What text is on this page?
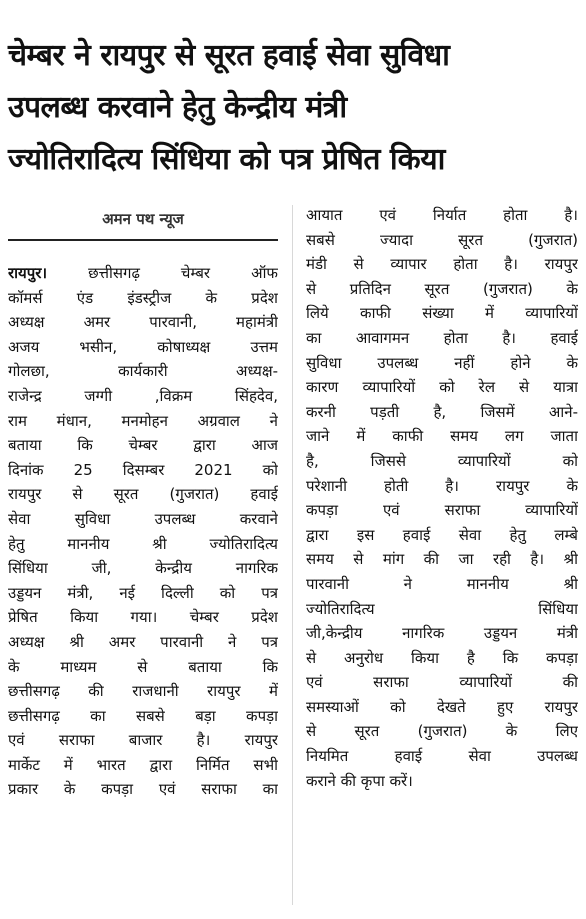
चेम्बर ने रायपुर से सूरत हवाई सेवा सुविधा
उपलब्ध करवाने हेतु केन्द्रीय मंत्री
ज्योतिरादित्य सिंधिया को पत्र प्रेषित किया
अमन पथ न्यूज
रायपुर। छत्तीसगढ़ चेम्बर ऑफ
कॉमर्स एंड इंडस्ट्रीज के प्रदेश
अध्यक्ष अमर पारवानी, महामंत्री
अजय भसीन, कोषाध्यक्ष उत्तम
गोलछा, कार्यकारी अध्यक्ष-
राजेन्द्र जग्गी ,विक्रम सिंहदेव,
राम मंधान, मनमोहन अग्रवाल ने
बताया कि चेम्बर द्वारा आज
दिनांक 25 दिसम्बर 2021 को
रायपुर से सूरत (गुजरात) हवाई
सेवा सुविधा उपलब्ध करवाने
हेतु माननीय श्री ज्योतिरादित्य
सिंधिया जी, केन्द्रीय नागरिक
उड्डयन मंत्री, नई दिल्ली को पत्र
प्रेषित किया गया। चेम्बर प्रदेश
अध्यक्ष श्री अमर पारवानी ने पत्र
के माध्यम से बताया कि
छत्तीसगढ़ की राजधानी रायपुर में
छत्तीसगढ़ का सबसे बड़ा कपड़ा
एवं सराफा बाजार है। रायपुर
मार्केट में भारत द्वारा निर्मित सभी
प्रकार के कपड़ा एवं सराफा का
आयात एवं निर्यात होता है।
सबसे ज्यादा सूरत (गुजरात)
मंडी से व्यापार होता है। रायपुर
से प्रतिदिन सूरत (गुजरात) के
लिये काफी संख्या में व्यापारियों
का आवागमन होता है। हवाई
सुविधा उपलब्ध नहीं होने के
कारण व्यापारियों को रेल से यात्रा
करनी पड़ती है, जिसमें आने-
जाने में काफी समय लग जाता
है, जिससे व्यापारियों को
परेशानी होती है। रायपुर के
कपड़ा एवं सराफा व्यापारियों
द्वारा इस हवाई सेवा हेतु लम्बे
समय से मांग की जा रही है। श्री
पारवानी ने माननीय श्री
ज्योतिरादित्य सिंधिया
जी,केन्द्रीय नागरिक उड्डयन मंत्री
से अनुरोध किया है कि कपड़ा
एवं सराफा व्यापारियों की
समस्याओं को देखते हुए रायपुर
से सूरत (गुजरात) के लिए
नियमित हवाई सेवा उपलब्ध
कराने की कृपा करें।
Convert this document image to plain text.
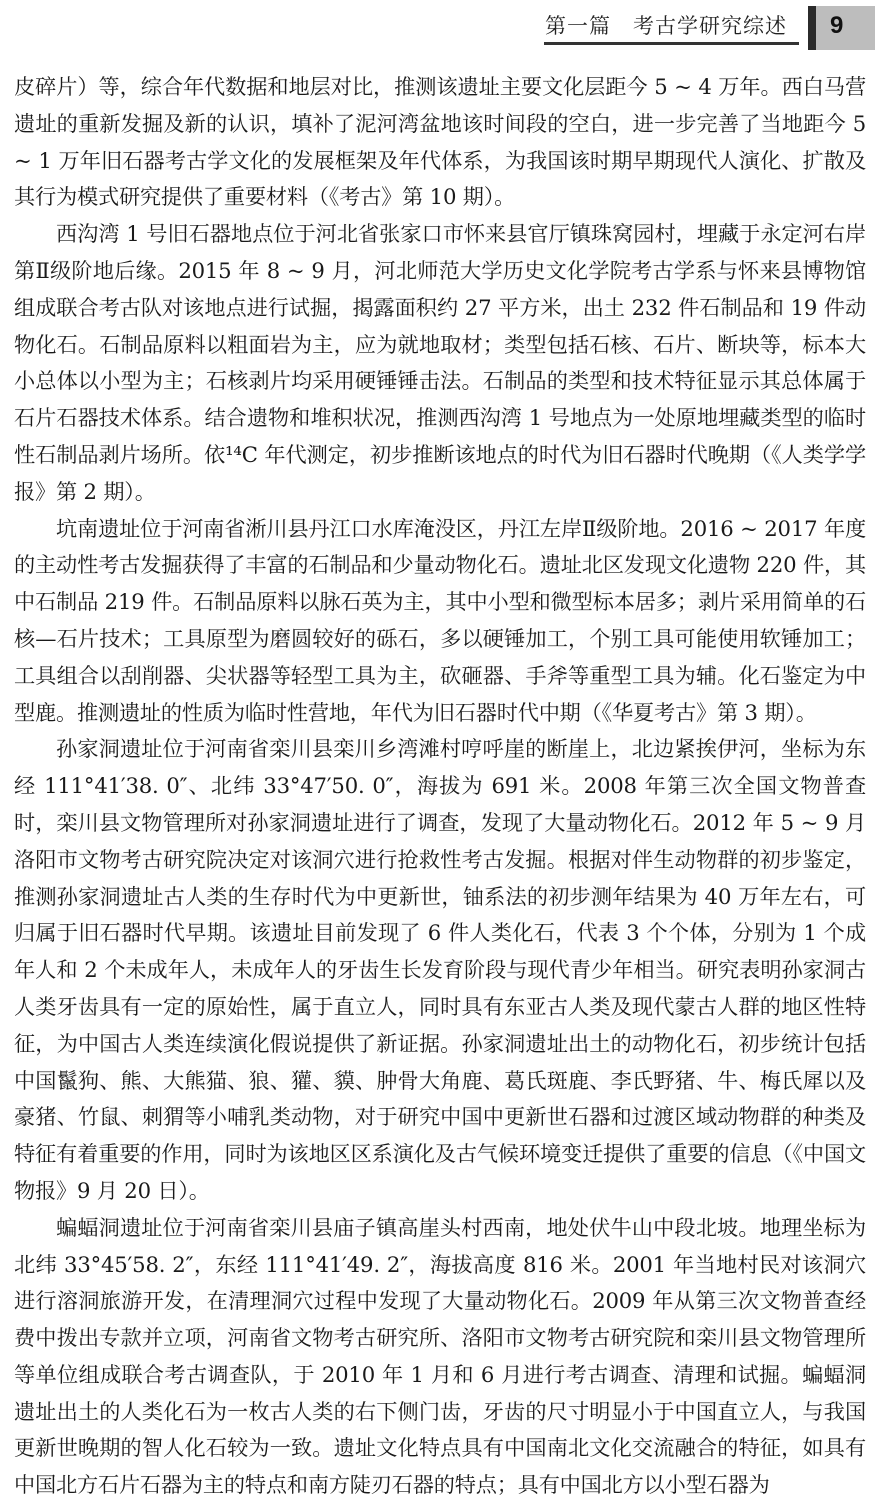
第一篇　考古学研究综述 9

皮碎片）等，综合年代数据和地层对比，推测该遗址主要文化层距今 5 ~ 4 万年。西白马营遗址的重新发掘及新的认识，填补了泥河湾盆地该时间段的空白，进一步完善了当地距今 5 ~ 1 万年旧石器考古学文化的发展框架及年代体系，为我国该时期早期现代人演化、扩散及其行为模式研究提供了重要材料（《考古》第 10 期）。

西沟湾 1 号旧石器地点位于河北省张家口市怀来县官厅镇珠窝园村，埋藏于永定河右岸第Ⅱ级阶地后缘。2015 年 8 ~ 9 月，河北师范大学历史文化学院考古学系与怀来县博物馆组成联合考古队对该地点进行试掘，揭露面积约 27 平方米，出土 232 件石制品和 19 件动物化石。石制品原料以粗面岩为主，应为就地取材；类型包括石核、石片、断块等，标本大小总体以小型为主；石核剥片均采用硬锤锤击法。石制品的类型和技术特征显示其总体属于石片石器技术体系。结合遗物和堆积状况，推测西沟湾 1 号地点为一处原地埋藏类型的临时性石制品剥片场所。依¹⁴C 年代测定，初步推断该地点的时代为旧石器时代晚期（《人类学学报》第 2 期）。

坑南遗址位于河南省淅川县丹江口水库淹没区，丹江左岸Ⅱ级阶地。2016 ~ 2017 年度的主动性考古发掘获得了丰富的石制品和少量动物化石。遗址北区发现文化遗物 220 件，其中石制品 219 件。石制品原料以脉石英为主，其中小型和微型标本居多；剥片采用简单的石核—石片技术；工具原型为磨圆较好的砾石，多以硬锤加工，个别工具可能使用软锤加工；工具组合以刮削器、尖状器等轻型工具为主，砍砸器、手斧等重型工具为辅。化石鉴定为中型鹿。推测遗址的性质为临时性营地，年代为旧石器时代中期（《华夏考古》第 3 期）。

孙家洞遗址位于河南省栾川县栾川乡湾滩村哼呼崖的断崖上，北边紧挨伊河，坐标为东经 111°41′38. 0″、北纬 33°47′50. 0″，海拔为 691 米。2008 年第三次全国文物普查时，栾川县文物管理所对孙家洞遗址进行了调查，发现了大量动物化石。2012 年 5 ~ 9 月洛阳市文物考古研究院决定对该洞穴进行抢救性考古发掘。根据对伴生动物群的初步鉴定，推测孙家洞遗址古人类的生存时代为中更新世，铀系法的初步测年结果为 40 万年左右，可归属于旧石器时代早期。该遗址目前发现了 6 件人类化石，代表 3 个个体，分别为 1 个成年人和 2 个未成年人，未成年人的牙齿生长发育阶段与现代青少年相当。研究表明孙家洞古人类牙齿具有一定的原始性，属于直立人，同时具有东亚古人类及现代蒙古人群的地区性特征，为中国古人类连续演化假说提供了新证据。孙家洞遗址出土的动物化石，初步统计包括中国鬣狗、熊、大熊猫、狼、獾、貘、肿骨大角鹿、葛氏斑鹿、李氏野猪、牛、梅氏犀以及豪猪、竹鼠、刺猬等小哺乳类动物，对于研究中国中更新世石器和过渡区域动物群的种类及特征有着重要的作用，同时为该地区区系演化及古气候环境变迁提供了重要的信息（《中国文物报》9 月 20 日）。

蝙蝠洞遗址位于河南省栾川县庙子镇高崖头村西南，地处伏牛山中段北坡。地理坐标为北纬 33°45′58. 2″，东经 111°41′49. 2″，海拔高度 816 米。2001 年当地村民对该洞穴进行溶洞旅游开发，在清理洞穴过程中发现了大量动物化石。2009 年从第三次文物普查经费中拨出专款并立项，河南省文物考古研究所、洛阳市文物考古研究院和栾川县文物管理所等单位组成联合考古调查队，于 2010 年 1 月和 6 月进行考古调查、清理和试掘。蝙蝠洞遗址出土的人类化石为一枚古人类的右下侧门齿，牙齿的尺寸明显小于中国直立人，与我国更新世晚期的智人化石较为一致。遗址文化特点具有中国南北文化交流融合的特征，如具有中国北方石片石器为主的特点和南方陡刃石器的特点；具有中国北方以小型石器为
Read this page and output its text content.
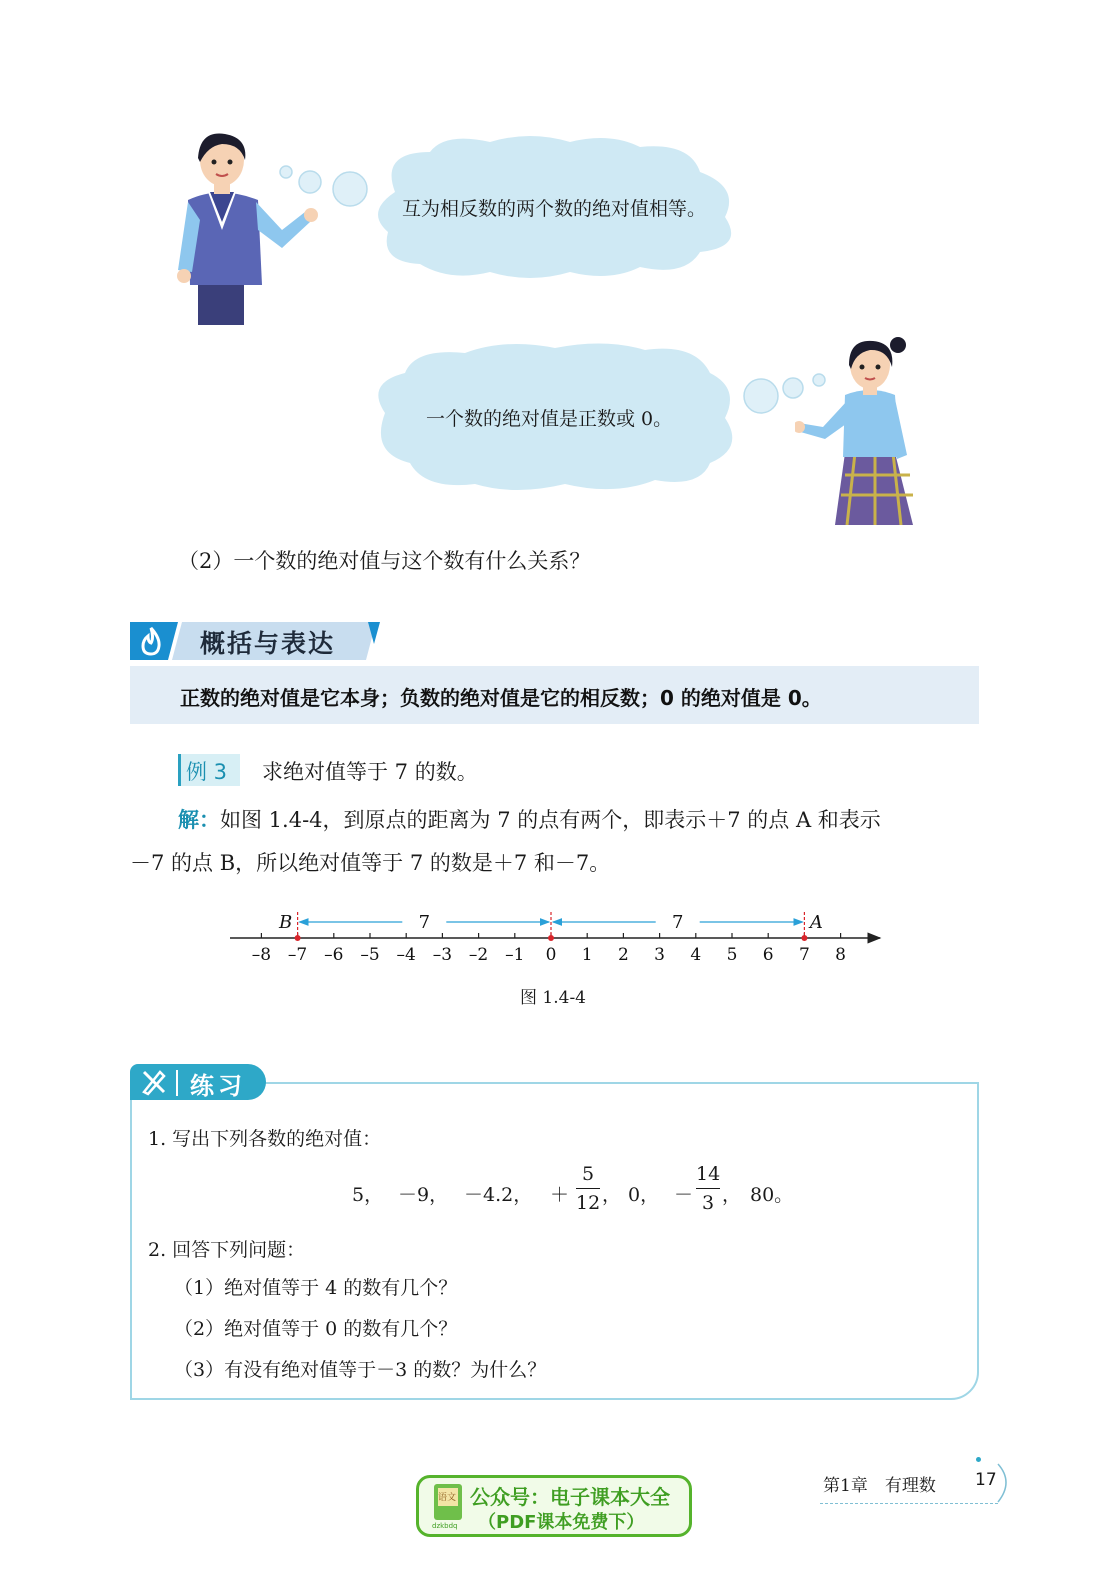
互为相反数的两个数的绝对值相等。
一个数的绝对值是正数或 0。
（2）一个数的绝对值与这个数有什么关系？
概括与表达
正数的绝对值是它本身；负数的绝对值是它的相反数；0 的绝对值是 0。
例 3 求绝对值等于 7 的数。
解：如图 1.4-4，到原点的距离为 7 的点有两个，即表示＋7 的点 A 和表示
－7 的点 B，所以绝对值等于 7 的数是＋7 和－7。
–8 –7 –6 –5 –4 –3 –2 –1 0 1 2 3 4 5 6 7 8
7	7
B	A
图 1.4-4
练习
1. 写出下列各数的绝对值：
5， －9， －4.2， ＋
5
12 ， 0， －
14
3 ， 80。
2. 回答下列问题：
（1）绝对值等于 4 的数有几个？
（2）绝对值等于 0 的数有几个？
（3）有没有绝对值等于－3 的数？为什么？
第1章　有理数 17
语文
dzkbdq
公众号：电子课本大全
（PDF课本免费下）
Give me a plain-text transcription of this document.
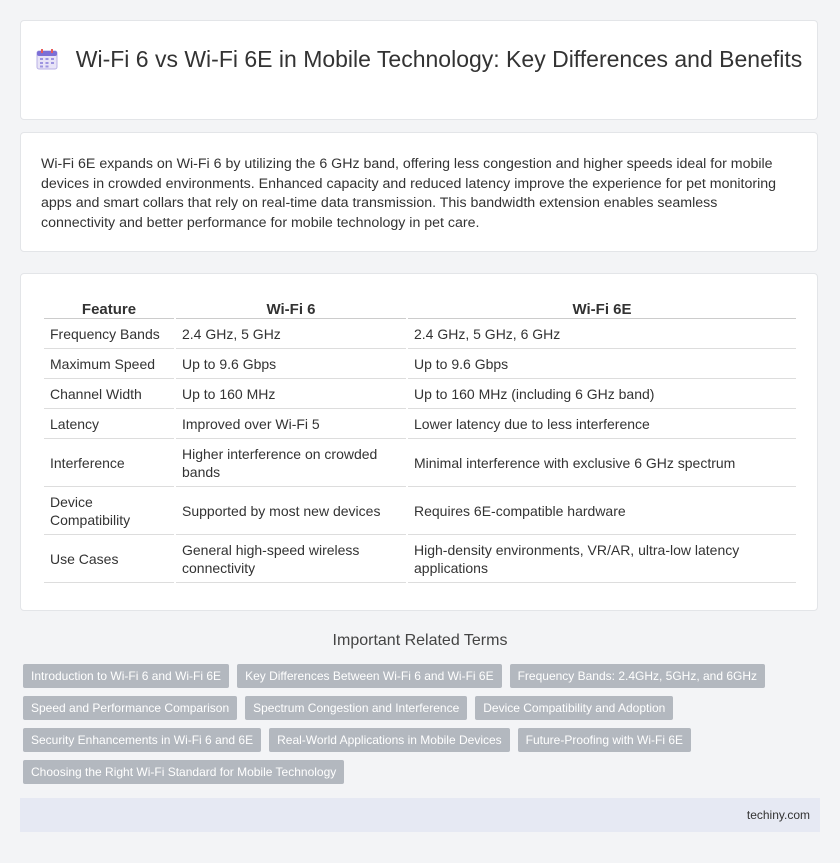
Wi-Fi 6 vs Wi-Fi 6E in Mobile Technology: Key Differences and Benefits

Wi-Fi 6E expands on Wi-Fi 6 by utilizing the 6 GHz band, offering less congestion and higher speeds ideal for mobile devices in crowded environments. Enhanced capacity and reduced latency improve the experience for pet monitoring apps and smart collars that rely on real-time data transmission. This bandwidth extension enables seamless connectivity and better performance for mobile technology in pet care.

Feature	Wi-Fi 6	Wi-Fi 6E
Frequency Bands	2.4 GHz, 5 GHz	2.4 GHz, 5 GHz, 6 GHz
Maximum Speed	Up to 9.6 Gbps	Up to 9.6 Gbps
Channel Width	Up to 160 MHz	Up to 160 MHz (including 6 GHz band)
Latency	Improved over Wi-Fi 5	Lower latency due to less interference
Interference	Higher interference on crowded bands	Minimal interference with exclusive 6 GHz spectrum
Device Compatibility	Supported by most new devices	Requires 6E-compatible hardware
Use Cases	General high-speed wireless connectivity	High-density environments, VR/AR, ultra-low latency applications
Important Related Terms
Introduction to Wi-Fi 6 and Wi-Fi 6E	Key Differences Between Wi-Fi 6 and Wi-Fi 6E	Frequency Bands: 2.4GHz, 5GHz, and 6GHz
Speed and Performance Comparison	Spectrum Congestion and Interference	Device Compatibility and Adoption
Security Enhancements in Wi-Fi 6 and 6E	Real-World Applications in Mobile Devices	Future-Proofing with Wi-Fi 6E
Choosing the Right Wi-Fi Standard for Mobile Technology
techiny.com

= = =

Stated exercise
Return only the number of lines in the data above that include the word "उपलब".

In response
4